Excerpted records |
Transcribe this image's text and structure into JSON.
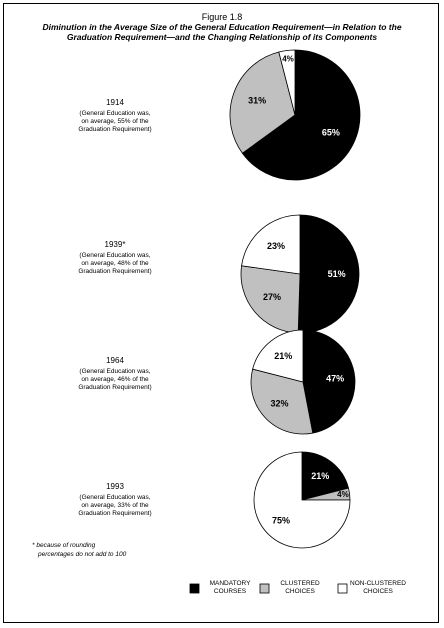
{
  "figure_title": "Figure 1.8",
  "subtitle": "Diminution in the Average Size of the General Education Requirement—in Relation to the Graduation Requirement—and the Changing Relationship of its Components",
  "footnote": [
    "* because of rounding",
    "percentages do not add to 100"
  ],
  "chart_data": [
    {
      "type": "pie",
      "title": "1914",
      "notes": [
        "(General Education was,",
        "on average, 55% of the",
        "Graduation Requirement)"
      ],
      "categories": [
        "MANDATORY COURSES",
        "CLUSTERED CHOICES",
        "NON-CLUSTERED CHOICES"
      ],
      "colors": [
        "#000000",
        "#c0c0c0",
        "#ffffff"
      ],
      "values": [
        65,
        31,
        4
      ],
      "value_labels": [
        "65%",
        "31%",
        "4%"
      ]
    },
    {
      "type": "pie",
      "title": "1939*",
      "notes": [
        "(General Education was,",
        "on average, 48% of the",
        "Graduation Requirement)"
      ],
      "categories": [
        "MANDATORY COURSES",
        "CLUSTERED CHOICES",
        "NON-CLUSTERED CHOICES"
      ],
      "colors": [
        "#000000",
        "#c0c0c0",
        "#ffffff"
      ],
      "values": [
        51,
        27,
        23
      ],
      "value_labels": [
        "51%",
        "27%",
        "23%"
      ]
    },
    {
      "type": "pie",
      "title": "1964",
      "notes": [
        "(General Education was,",
        "on average, 46% of the",
        "Graduation Requirement)"
      ],
      "categories": [
        "MANDATORY COURSES",
        "CLUSTERED CHOICES",
        "NON-CLUSTERED CHOICES"
      ],
      "colors": [
        "#000000",
        "#c0c0c0",
        "#ffffff"
      ],
      "values": [
        47,
        32,
        21
      ],
      "value_labels": [
        "47%",
        "32%",
        "21%"
      ]
    },
    {
      "type": "pie",
      "title": "1993",
      "notes": [
        "(General Education was,",
        "on average, 33% of the",
        "Graduation Requirement)"
      ],
      "categories": [
        "MANDATORY COURSES",
        "CLUSTERED CHOICES",
        "NON-CLUSTERED CHOICES"
      ],
      "colors": [
        "#000000",
        "#c0c0c0",
        "#ffffff"
      ],
      "values": [
        21,
        4,
        75
      ],
      "value_labels": [
        "21%",
        "4%",
        "75%"
      ]
    }
  ]
}
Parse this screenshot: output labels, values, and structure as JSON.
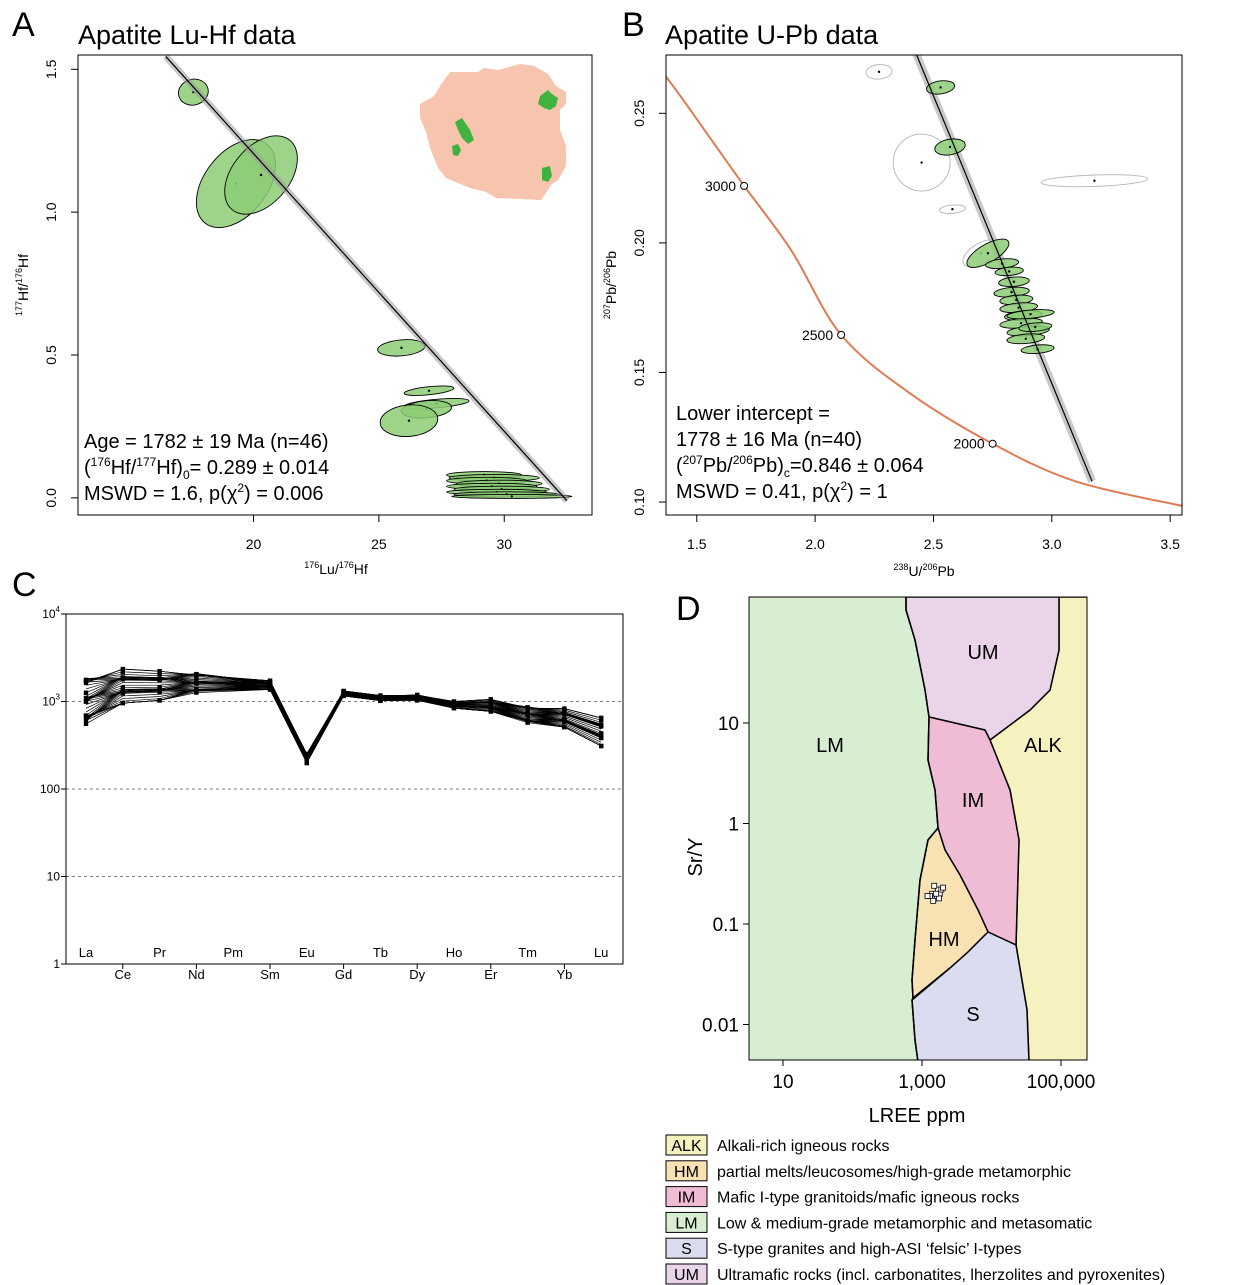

Set problem |
Copy all the data exactly as written, but skip any picture.

Solution to the exercise |
Transcribe this image's text and structure into JSON.
{
  "figure_title": "Figure 1.8",
  "subtitle": "Diminution in the Average Size of the General Education Requirement—in Relation to the Graduation Requirement—and the Changing Relationship of its Components",
  "footnote": [
    "* because of rounding",
    "percentages do not add to 100"
  ],
  "chart_data": [
    {
      "type": "pie",
      "title": "1914",
      "notes": [
        "(General Education was,",
        "on average, 55% of the",
        "Graduation Requirement)"
      ],
      "categories": [
        "MANDATORY COURSES",
        "CLUSTERED CHOICES",
        "NON-CLUSTERED CHOICES"
      ],
      "colors": [
        "#000000",
        "#c0c0c0",
        "#ffffff"
      ],
      "values": [
        65,
        31,
        4
      ],
      "value_labels": [
        "65%",
        "31%",
        "4%"
      ]
    },
    {
      "type": "pie",
      "title": "1939*",
      "notes": [
        "(General Education was,",
        "on average, 48% of the",
        "Graduation Requirement)"
      ],
      "categories": [
        "MANDATORY COURSES",
        "CLUSTERED CHOICES",
        "NON-CLUSTERED CHOICES"
      ],
      "colors": [
        "#000000",
        "#c0c0c0",
        "#ffffff"
      ],
      "values": [
        51,
        27,
        23
      ],
      "value_labels": [
        "51%",
        "27%",
        "23%"
      ]
    },
    {
      "type": "pie",
      "title": "1964",
      "notes": [
        "(General Education was,",
        "on average, 46% of the",
        "Graduation Requirement)"
      ],
      "categories": [
        "MANDATORY COURSES",
        "CLUSTERED CHOICES",
        "NON-CLUSTERED CHOICES"
      ],
      "colors": [
        "#000000",
        "#c0c0c0",
        "#ffffff"
      ],
      "values": [
        47,
        32,
        21
      ],
      "value_labels": [
        "47%",
        "32%",
        "21%"
      ]
    },
    {
      "type": "pie",
      "title": "1993",
      "notes": [
        "(General Education was,",
        "on average, 33% of the",
        "Graduation Requirement)"
      ],
      "categories": [
        "MANDATORY COURSES",
        "CLUSTERED CHOICES",
        "NON-CLUSTERED CHOICES"
      ],
      "colors": [
        "#000000",
        "#c0c0c0",
        "#ffffff"
      ],
      "values": [
        21,
        4,
        75
      ],
      "value_labels": [
        "21%",
        "4%",
        "75%"
      ]
    }
  ]
}
Parse this screenshot: output labels, values, and structure as JSON.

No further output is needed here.